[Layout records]

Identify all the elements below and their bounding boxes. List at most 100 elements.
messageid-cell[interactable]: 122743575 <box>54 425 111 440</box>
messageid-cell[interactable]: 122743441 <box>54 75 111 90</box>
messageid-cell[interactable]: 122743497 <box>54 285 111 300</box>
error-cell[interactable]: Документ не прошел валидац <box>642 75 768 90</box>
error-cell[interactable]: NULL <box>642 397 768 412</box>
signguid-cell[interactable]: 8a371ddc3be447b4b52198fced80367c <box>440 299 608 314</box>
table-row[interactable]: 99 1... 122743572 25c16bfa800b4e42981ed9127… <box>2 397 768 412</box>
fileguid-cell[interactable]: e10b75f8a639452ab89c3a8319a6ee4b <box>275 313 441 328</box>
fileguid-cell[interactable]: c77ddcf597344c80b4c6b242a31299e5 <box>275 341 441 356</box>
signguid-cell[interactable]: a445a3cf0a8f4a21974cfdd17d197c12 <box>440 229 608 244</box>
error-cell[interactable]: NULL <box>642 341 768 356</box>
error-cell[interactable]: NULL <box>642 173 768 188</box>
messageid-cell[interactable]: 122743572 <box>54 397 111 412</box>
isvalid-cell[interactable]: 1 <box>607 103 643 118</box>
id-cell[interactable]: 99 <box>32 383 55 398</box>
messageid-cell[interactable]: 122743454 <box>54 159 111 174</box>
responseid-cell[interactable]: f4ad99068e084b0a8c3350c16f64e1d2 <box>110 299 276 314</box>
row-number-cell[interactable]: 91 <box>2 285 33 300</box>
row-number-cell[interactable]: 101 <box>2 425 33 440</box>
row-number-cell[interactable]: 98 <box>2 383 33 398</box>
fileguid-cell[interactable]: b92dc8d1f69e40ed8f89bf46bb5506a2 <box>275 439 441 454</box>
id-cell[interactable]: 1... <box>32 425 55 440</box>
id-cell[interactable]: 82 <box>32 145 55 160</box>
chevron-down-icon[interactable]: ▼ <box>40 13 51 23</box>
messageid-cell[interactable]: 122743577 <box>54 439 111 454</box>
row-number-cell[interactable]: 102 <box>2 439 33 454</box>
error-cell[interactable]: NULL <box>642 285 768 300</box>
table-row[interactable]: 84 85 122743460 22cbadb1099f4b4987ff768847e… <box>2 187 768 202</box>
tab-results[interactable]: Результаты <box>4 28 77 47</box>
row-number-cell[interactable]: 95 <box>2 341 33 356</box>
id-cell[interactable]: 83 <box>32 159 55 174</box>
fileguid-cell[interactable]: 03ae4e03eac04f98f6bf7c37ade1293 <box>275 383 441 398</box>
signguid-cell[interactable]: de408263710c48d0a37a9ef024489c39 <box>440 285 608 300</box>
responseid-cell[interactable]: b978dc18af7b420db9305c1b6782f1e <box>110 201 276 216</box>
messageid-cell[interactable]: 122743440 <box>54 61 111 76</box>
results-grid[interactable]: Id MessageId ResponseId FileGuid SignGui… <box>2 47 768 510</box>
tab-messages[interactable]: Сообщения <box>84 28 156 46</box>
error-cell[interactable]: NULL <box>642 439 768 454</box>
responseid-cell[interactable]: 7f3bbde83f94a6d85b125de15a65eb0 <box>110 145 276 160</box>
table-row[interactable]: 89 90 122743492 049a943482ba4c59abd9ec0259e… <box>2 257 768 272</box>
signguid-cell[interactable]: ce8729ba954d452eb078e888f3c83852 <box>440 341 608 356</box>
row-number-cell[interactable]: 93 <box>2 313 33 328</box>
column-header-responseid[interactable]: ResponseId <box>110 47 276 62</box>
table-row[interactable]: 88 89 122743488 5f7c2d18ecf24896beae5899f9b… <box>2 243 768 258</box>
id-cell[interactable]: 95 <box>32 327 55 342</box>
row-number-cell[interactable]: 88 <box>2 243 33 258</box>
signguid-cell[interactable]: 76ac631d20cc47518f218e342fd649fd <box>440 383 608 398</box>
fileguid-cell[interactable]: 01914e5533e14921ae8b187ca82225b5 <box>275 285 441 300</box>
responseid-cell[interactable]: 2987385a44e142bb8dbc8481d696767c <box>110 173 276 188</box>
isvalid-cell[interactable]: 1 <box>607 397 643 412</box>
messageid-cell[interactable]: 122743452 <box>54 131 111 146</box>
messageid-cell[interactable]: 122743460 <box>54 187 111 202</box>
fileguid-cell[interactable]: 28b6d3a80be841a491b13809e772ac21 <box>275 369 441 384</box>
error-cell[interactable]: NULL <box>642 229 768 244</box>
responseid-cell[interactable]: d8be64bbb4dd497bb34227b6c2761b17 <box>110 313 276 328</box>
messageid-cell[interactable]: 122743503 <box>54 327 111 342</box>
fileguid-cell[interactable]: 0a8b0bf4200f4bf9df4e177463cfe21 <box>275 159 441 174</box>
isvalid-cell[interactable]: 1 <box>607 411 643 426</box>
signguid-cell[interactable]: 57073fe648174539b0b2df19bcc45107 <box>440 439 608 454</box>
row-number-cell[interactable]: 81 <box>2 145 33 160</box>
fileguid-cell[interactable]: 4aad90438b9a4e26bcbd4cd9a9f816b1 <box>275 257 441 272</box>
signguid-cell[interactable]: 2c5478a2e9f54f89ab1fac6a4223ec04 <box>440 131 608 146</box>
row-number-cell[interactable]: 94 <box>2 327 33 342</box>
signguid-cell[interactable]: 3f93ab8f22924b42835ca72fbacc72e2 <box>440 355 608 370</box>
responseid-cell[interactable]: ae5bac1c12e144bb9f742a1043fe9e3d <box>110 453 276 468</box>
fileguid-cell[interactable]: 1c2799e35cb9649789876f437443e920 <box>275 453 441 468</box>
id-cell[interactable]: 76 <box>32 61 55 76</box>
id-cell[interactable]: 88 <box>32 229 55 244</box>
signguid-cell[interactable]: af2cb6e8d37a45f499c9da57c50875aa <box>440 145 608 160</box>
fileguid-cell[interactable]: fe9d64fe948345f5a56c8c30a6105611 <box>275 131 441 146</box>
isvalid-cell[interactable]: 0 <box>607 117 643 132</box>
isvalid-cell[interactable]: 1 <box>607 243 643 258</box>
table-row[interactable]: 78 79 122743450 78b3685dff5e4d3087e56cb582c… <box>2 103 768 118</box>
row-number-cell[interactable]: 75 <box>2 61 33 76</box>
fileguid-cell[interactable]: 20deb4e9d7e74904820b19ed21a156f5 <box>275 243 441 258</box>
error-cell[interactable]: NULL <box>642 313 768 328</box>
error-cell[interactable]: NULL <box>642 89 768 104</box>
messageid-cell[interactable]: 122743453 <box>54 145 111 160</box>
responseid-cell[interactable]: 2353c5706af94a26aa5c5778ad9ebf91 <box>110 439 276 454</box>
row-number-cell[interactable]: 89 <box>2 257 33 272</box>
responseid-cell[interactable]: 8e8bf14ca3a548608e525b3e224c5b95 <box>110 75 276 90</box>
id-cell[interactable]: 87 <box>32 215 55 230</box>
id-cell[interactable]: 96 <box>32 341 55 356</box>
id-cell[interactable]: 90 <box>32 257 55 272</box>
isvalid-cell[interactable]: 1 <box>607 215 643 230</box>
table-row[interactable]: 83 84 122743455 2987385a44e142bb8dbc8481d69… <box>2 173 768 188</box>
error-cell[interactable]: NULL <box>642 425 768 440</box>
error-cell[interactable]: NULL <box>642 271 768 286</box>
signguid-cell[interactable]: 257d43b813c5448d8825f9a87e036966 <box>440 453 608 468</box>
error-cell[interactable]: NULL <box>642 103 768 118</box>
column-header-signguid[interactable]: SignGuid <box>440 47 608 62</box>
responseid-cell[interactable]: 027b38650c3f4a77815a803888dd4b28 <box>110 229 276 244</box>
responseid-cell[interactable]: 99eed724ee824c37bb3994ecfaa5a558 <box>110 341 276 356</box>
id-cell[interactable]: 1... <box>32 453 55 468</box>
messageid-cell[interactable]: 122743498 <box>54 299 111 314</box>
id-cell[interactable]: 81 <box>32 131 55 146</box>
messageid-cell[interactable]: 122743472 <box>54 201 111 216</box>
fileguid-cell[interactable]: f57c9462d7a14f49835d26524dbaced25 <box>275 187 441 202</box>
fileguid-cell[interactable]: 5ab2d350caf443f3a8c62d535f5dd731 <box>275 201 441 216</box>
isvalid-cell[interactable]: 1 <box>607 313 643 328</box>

> The task:
Turn the rows above, from the first line up to and including the line with "tab-results[interactable]: Результаты <box>4", into a JSON list of strings with one string per line and blank lines left out.

> Expected output:
[
  "Identify all the elements below and their bounding boxes. List at most 100 elements.",
  "messageid-cell[interactable]: 122743575 <box>54 425 111 440</box>",
  "messageid-cell[interactable]: 122743441 <box>54 75 111 90</box>",
  "messageid-cell[interactable]: 122743497 <box>54 285 111 300</box>",
  "error-cell[interactable]: Документ не прошел валидац <box>642 75 768 90</box>",
  "error-cell[interactable]: NULL <box>642 397 768 412</box>",
  "signguid-cell[interactable]: 8a371ddc3be447b4b52198fced80367c <box>440 299 608 314</box>",
  "table-row[interactable]: 99 1... 122743572 25c16bfa800b4e42981ed9127… <box>2 397 768 412</box>",
  "fileguid-cell[interactable]: e10b75f8a639452ab89c3a8319a6ee4b <box>275 313 441 328</box>",
  "fileguid-cell[interactable]: c77ddcf597344c80b4c6b242a31299e5 <box>275 341 441 356</box>",
  "signguid-cell[interactable]: a445a3cf0a8f4a21974cfdd17d197c12 <box>440 229 608 244</box>",
  "error-cell[interactable]: NULL <box>642 341 768 356</box>",
  "error-cell[interactable]: NULL <box>642 173 768 188</box>",
  "messageid-cell[interactable]: 122743572 <box>54 397 111 412</box>",
  "isvalid-cell[interactable]: 1 <box>607 103 643 118</box>",
  "id-cell[interactable]: 99 <box>32 383 55 398</box>",
  "messageid-cell[interactable]: 122743454 <box>54 159 111 174</box>",
  "responseid-cell[interactable]: f4ad99068e084b0a8c3350c16f64e1d2 <box>110 299 276 314</box>",
  "row-number-cell[interactable]: 91 <box>2 285 33 300</box>",
  "row-number-cell[interactable]: 101 <box>2 425 33 440</box>",
  "row-number-cell[interactable]: 98 <box>2 383 33 398</box>",
  "fileguid-cell[interactable]: b92dc8d1f69e40ed8f89bf46bb5506a2 <box>275 439 441 454</box>",
  "id-cell[interactable]: 1... <box>32 425 55 440</box>",
  "id-cell[interactable]: 82 <box>32 145 55 160</box>",
  "chevron-down-icon[interactable]: ▼ <box>40 13 51 23</box>",
  "messageid-cell[interactable]: 122743577 <box>54 439 111 454</box>",
  "row-number-cell[interactable]: 102 <box>2 439 33 454</box>",
  "error-cell[interactable]: NULL <box>642 285 768 300</box>",
  "table-row[interactable]: 84 85 122743460 22cbadb1099f4b4987ff768847e… <box>2 187 768 202</box>",
  "tab-results[interactable]: Результаты <box>4 28 77 47</box>"
]